## WHAT YOU HAVE TO DO
Transcribe the listing exactly, leaving out every picture.

## MATERIAL FOR THIS EXERCISE
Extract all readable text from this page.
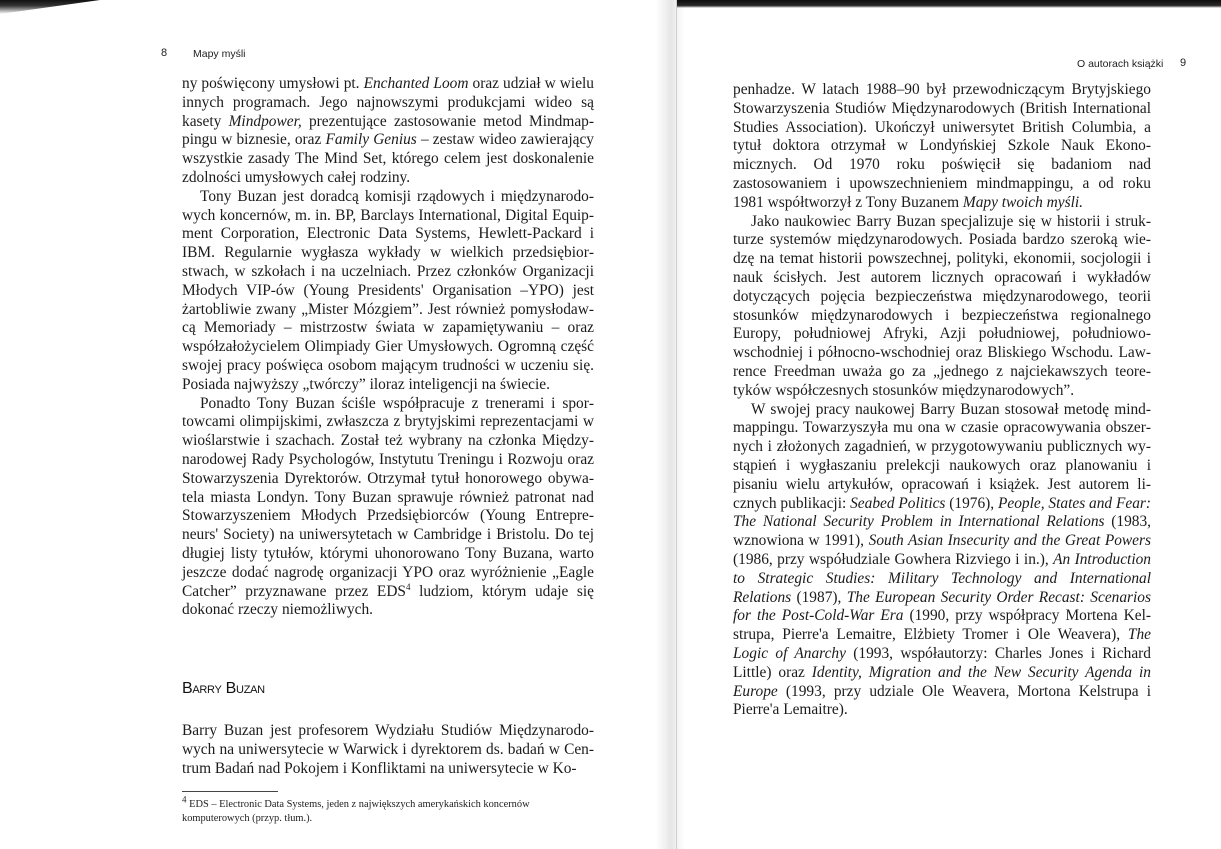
8 Mapy myśli

ny poświęcony umysłowi pt. Enchanted Loom oraz udział w wielu innych programach. Jego najnowszymi produkcjami wideo są kasety Mindpower, prezentujące zastosowanie metod Mindmappingu w biznesie, oraz Family Genius – zestaw wideo zawierający wszystkie zasady The Mind Set, którego celem jest doskonalenie zdolności umysłowych całej rodziny.

Tony Buzan jest doradcą komisji rządowych i międzynarodowych koncernów, m. in. BP, Barclays International, Digital Equipment Corporation, Electronic Data Systems, Hewlett-Packard i IBM. Regularnie wygłasza wykłady w wielkich przedsiębiorstwach, w szkołach i na uczelniach. Przez członków Organizacji Młodych VIP-ów (Young Presidents' Organisation –YPO) jest żartobliwie zwany „Mister Mózgiem”. Jest również pomysłodawcą Memoriady – mistrzostw świata w zapamiętywaniu – oraz współzałożycielem Olimpiady Gier Umysłowych. Ogromną część swojej pracy poświęca osobom mającym trudności w uczeniu się. Posiada najwyższy „twórczy” iloraz inteligencji na świecie.

Ponadto Tony Buzan ściśle współpracuje z trenerami i sportowcami olimpijskimi, zwłaszcza z brytyjskimi reprezentacjami w wioślarstwie i szachach. Został też wybrany na członka Międzynarodowej Rady Psychologów, Instytutu Treningu i Rozwoju oraz Stowarzyszenia Dyrektorów. Otrzymał tytuł honorowego obywatela miasta Londyn. Tony Buzan sprawuje również patronat nad Stowarzyszeniem Młodych Przedsiębiorców (Young Entrepreneurs' Society) na uniwersytetach w Cambridge i Bristolu. Do tej długiej listy tytułów, którymi uhonorowano Tony Buzana, warto jeszcze dodać nagrodę organizacji YPO oraz wyróżnienie „Eagle Catcher” przyznawane przez EDS$^4$ ludziom, którym udaje się dokonać rzeczy niemożliwych.

Barry Buzan

Barry Buzan jest profesorem Wydziału Studiów Międzynarodowych na uniwersytecie w Warwick i dyrektorem ds. badań w Centrum Badań nad Pokojem i Konfliktami na uniwersytecie w Ko-

$^4$ EDS – Electronic Data Systems, jeden z największych amerykańskich koncernów komputerowych (przyp. tłum.).
O autorach książki 9

penhadze. W latach 1988–90 był przewodniczącym Brytyjskiego Stowarzyszenia Studiów Międzynarodowych (British International Studies Association). Ukończył uniwersytet British Columbia, a tytuł doktora otrzymał w Londyńskiej Szkole Nauk Ekonomicznych. Od 1970 roku poświęcił się badaniom nad zastosowaniem i upowszechnieniem mindmappingu, a od roku 1981 współtworzył z Tony Buzanem Mapy twoich myśli.

Jako naukowiec Barry Buzan specjalizuje się w historii i strukturze systemów międzynarodowych. Posiada bardzo szeroką wiedzę na temat historii powszechnej, polityki, ekonomii, socjologii i nauk ścisłych. Jest autorem licznych opracowań i wykładów dotyczących pojęcia bezpieczeństwa międzynarodowego, teorii stosunków międzynarodowych i bezpieczeństwa regionalnego Europy, południowej Afryki, Azji południowej, południowo-wschodniej i północno-wschodniej oraz Bliskiego Wschodu. Lawrence Freedman uważa go za „jednego z najciekawszych teoretyków współczesnych stosunków międzynarodowych”.

W swojej pracy naukowej Barry Buzan stosował metodę mindmappingu. Towarzyszyła mu ona w czasie opracowywania obszernych i złożonych zagadnień, w przygotowywaniu publicznych wystąpień i wygłaszaniu prelekcji naukowych oraz planowaniu i pisaniu wielu artykułów, opracowań i książek. Jest autorem licznych publikacji: Seabed Politics (1976), People, States and Fear: The National Security Problem in International Relations (1983, wznowiona w 1991), South Asian Insecurity and the Great Powers (1986, przy współudziale Gowhera Rizviego i in.), An Introduction to Strategic Studies: Military Technology and International Relations (1987), The European Security Order Recast: Scenarios for the Post-Cold-War Era (1990, przy współpracy Mortena Kelstrupa, Pierre'a Lemaitre, Elżbiety Tromer i Ole Weavera), The Logic of Anarchy (1993, współautorzy: Charles Jones i Richard Little) oraz Identity, Migration and the New Security Agenda in Europe (1993, przy udziale Ole Weavera, Mortona Kelstrupa i Pierre'a Lemaitre).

## RESPONSE
Extract all readable text from this page.
8 Mapy myśli

ny poświęcony umysłowi pt. Enchanted Loom oraz udział w wielu innych programach. Jego najnowszymi produkcjami wideo są kasety Mindpower, prezentujące zastosowanie metod Mindmappingu w biznesie, oraz Family Genius – zestaw wideo zawierający wszystkie zasady The Mind Set, którego celem jest doskonalenie zdolności umysłowych całej rodziny.

Tony Buzan jest doradcą komisji rządowych i międzynarodowych koncernów, m. in. BP, Barclays International, Digital Equipment Corporation, Electronic Data Systems, Hewlett-Packard i IBM. Regularnie wygłasza wykłady w wielkich przedsiębiorstwach, w szkołach i na uczelniach. Przez członków Organizacji Młodych VIP-ów (Young Presidents' Organisation –YPO) jest żartobliwie zwany „Mister Mózgiem”. Jest również pomysłodawcą Memoriady – mistrzostw świata w zapamiętywaniu – oraz współzałożycielem Olimpiady Gier Umysłowych. Ogromną część swojej pracy poświęca osobom mającym trudności w uczeniu się. Posiada najwyższy „twórczy” iloraz inteligencji na świecie.

Ponadto Tony Buzan ściśle współpracuje z trenerami i sportowcami olimpijskimi, zwłaszcza z brytyjskimi reprezentacjami w wioślarstwie i szachach. Został też wybrany na członka Międzynarodowej Rady Psychologów, Instytutu Treningu i Rozwoju oraz Stowarzyszenia Dyrektorów. Otrzymał tytuł honorowego obywatela miasta Londyn. Tony Buzan sprawuje również patronat nad Stowarzyszeniem Młodych Przedsiębiorców (Young Entrepreneurs' Society) na uniwersytetach w Cambridge i Bristolu. Do tej długiej listy tytułów, którymi uhonorowano Tony Buzana, warto jeszcze dodać nagrodę organizacji YPO oraz wyróżnienie „Eagle Catcher” przyznawane przez EDS$^4$ ludziom, którym udaje się dokonać rzeczy niemożliwych.

Barry Buzan

Barry Buzan jest profesorem Wydziału Studiów Międzynarodowych na uniwersytecie w Warwick i dyrektorem ds. badań w Centrum Badań nad Pokojem i Konfliktami na uniwersytecie w Ko-

$^4$ EDS – Electronic Data Systems, jeden z największych amerykańskich koncernów komputerowych (przyp. tłum.).
O autorach książki 9

penhadze. W latach 1988–90 był przewodniczącym Brytyjskiego Stowarzyszenia Studiów Międzynarodowych (British International Studies Association). Ukończył uniwersytet British Columbia, a tytuł doktora otrzymał w Londyńskiej Szkole Nauk Ekonomicznych. Od 1970 roku poświęcił się badaniom nad zastosowaniem i upowszechnieniem mindmappingu, a od roku 1981 współtworzył z Tony Buzanem Mapy twoich myśli.

Jako naukowiec Barry Buzan specjalizuje się w historii i strukturze systemów międzynarodowych. Posiada bardzo szeroką wiedzę na temat historii powszechnej, polityki, ekonomii, socjologii i nauk ścisłych. Jest autorem licznych opracowań i wykładów dotyczących pojęcia bezpieczeństwa międzynarodowego, teorii stosunków międzynarodowych i bezpieczeństwa regionalnego Europy, południowej Afryki, Azji południowej, południowo-wschodniej i północno-wschodniej oraz Bliskiego Wschodu. Lawrence Freedman uważa go za „jednego z najciekawszych teoretyków współczesnych stosunków międzynarodowych”.

W swojej pracy naukowej Barry Buzan stosował metodę mindmappingu. Towarzyszyła mu ona w czasie opracowywania obszernych i złożonych zagadnień, w przygotowywaniu publicznych wystąpień i wygłaszaniu prelekcji naukowych oraz planowaniu i pisaniu wielu artykułów, opracowań i książek. Jest autorem licznych publikacji: Seabed Politics (1976), People, States and Fear: The National Security Problem in International Relations (1983, wznowiona w 1991), South Asian Insecurity and the Great Powers (1986, przy współudziale Gowhera Rizviego i in.), An Introduction to Strategic Studies: Military Technology and International Relations (1987), The European Security Order Recast: Scenarios for the Post-Cold-War Era (1990, przy współpracy Mortena Kelstrupa, Pierre'a Lemaitre, Elżbiety Tromer i Ole Weavera), The Logic of Anarchy (1993, współautorzy: Charles Jones i Richard Little) oraz Identity, Migration and the New Security Agenda in Europe (1993, przy udziale Ole Weavera, Mortona Kelstrupa i Pierre'a Lemaitre).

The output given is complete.